▶ **WORK TO COMPLETE**: Scan the data beneath this task and copy each line that includes "placeholder".
* Begin DATASET ROWS *
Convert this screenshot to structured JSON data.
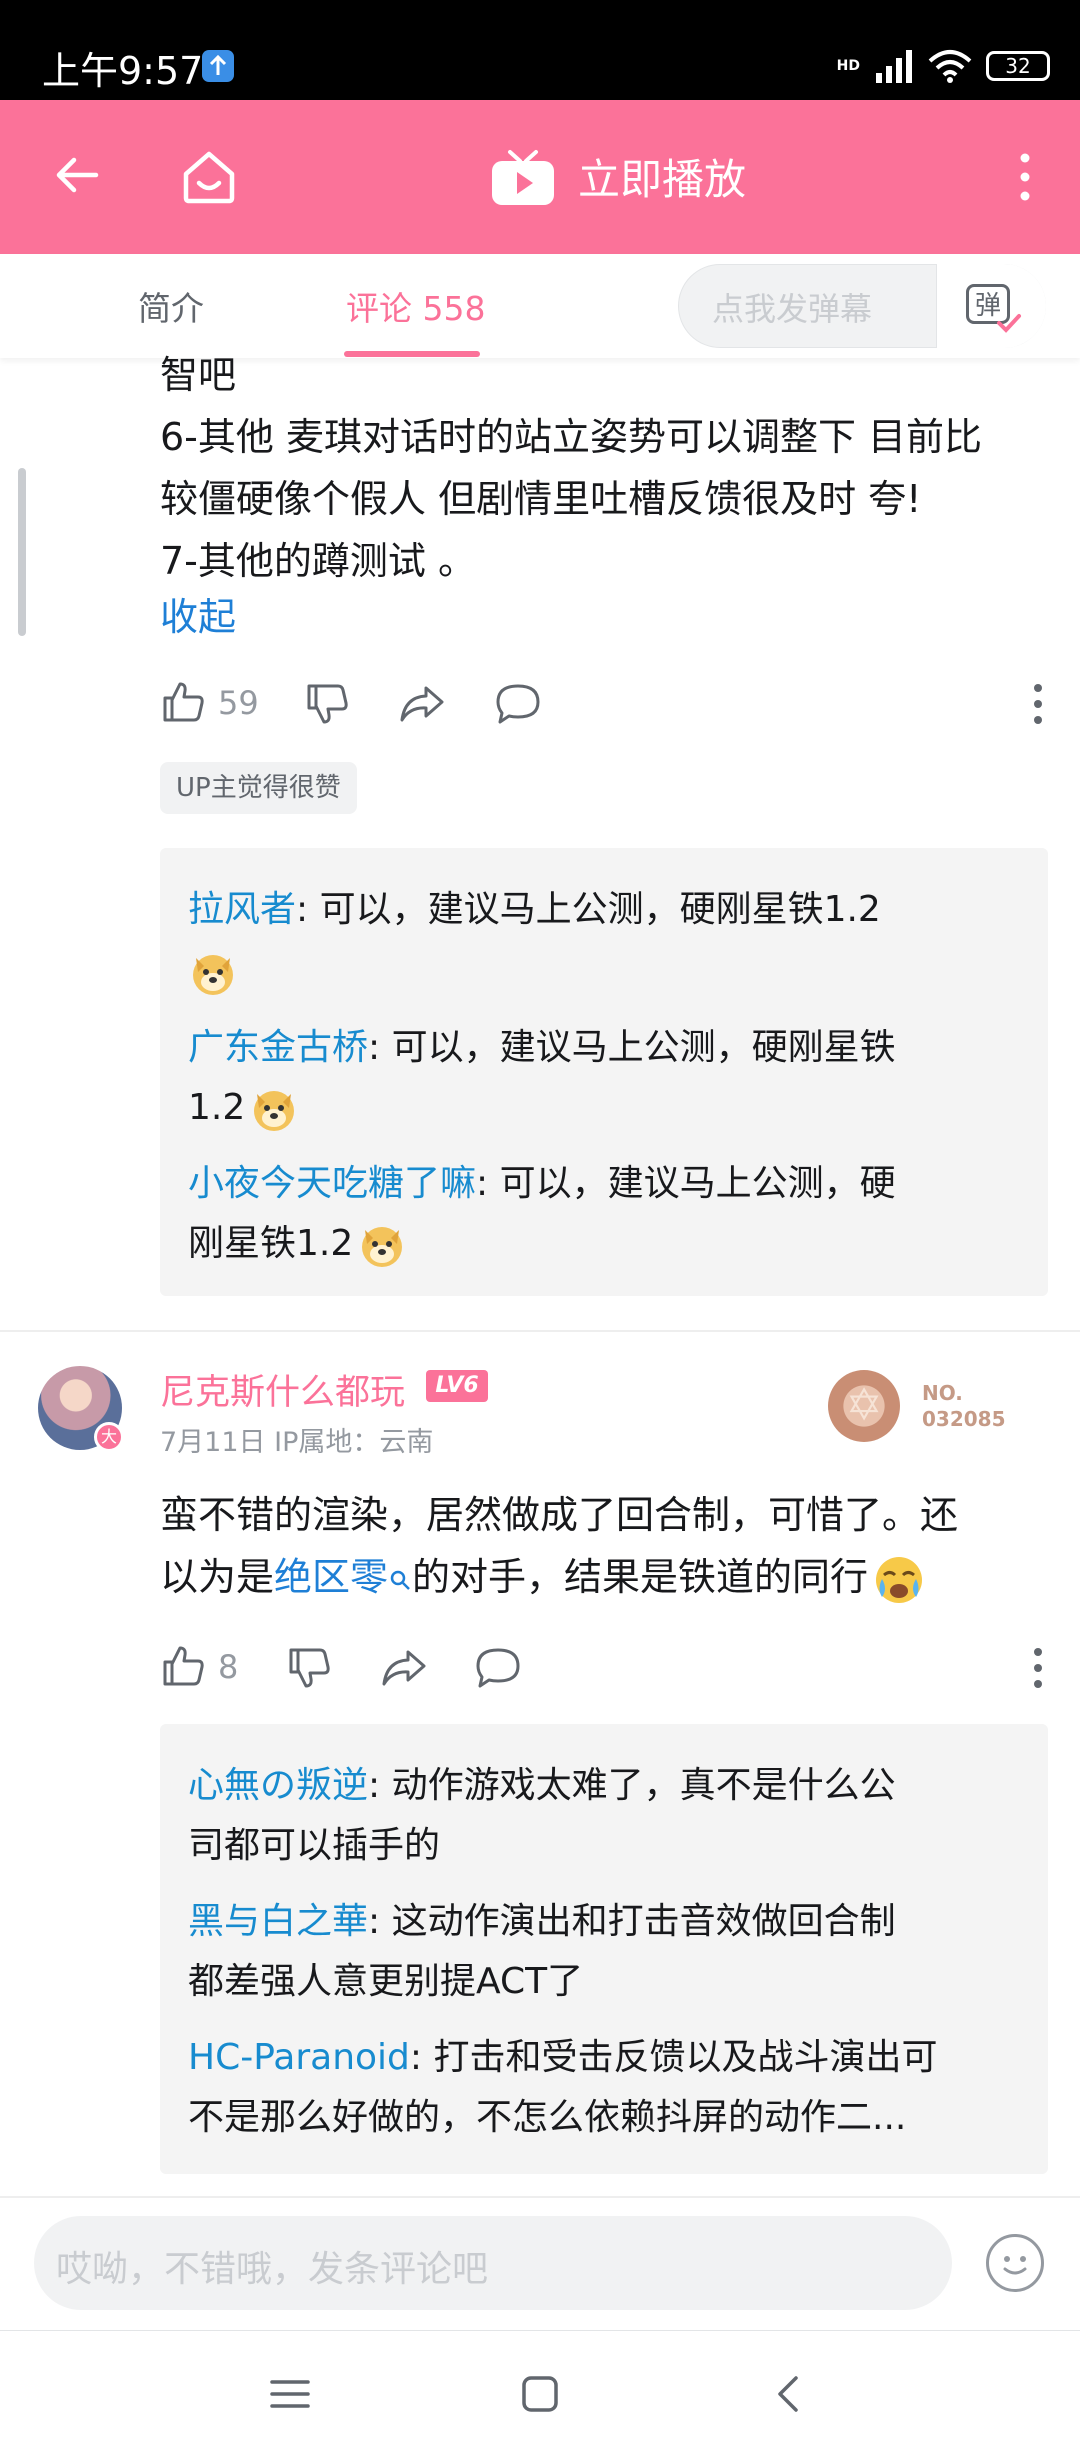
{
  "status_bar": {
    "time": "上午9:57",
    "network": "HD",
    "battery": "32"
  },
  "header": {
    "play_label": "立即播放"
  },
  "tabs": [
    {
      "label": "简介"
    },
    {
      "label": "评论 558"
    }
  ],
  "danmaku": {
    "placeholder": "点我发弹幕",
    "button_glyph": "弹"
  },
  "comment1": {
    "lines": [
      "智吧",
      "6-其他 麦琪对话时的站立姿势可以调整下 目前比",
      "较僵硬像个假人 但剧情里吐槽反馈很及时 夸!",
      "7-其他的蹲测试 。"
    ],
    "collapse": "收起",
    "likes": "59",
    "badge": "UP主觉得很赞",
    "replies": [
      {
        "name": "拉风者",
        "text": ": 可以，建议马上公测，硬刚星铁1.2",
        "wrap": ""
      },
      {
        "name": "广东金古桥",
        "text": ": 可以，建议马上公测，硬刚星铁",
        "wrap": "1.2"
      },
      {
        "name": "小夜今天吃糖了嘛",
        "text": ": 可以，建议马上公测，硬",
        "wrap": "刚星铁1.2"
      }
    ]
  },
  "comment2": {
    "username": "尼克斯什么都玩",
    "level": "LV6",
    "avatar_badge": "大",
    "meta": "7月11日  IP属地：云南",
    "medal_label": "NO.",
    "medal_number": "032085",
    "text_line1": "蛮不错的渲染，居然做成了回合制，可惜了。还",
    "text_prefix": "以为是",
    "text_link": "绝区零",
    "text_suffix": "的对手，结果是铁道的同行",
    "likes": "8",
    "replies": [
      {
        "name": "心無の叛逆",
        "text": ": 动作游戏太难了，真不是什么公",
        "wrap": "司都可以插手的"
      },
      {
        "name": "黑与白之華",
        "text": ": 这动作演出和打击音效做回合制",
        "wrap": "都差强人意更别提ACT了"
      },
      {
        "name": "HC-Paranoid",
        "text": ": 打击和受击反馈以及战斗演出可",
        "wrap": "不是那么好做的，不怎么依赖抖屏的动作二..."
      }
    ]
  },
  "input": {
    "placeholder": "哎呦，不错哦，发条评论吧"
  },
  "colors": {
    "accent": "#fb7299",
    "link": "#178bcf"
  }
}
* End DATASET ROWS *
▶ **TASK RESPONSE**:
    "placeholder": "点我发弹幕",
    "placeholder": "哎呦，不错哦，发条评论吧"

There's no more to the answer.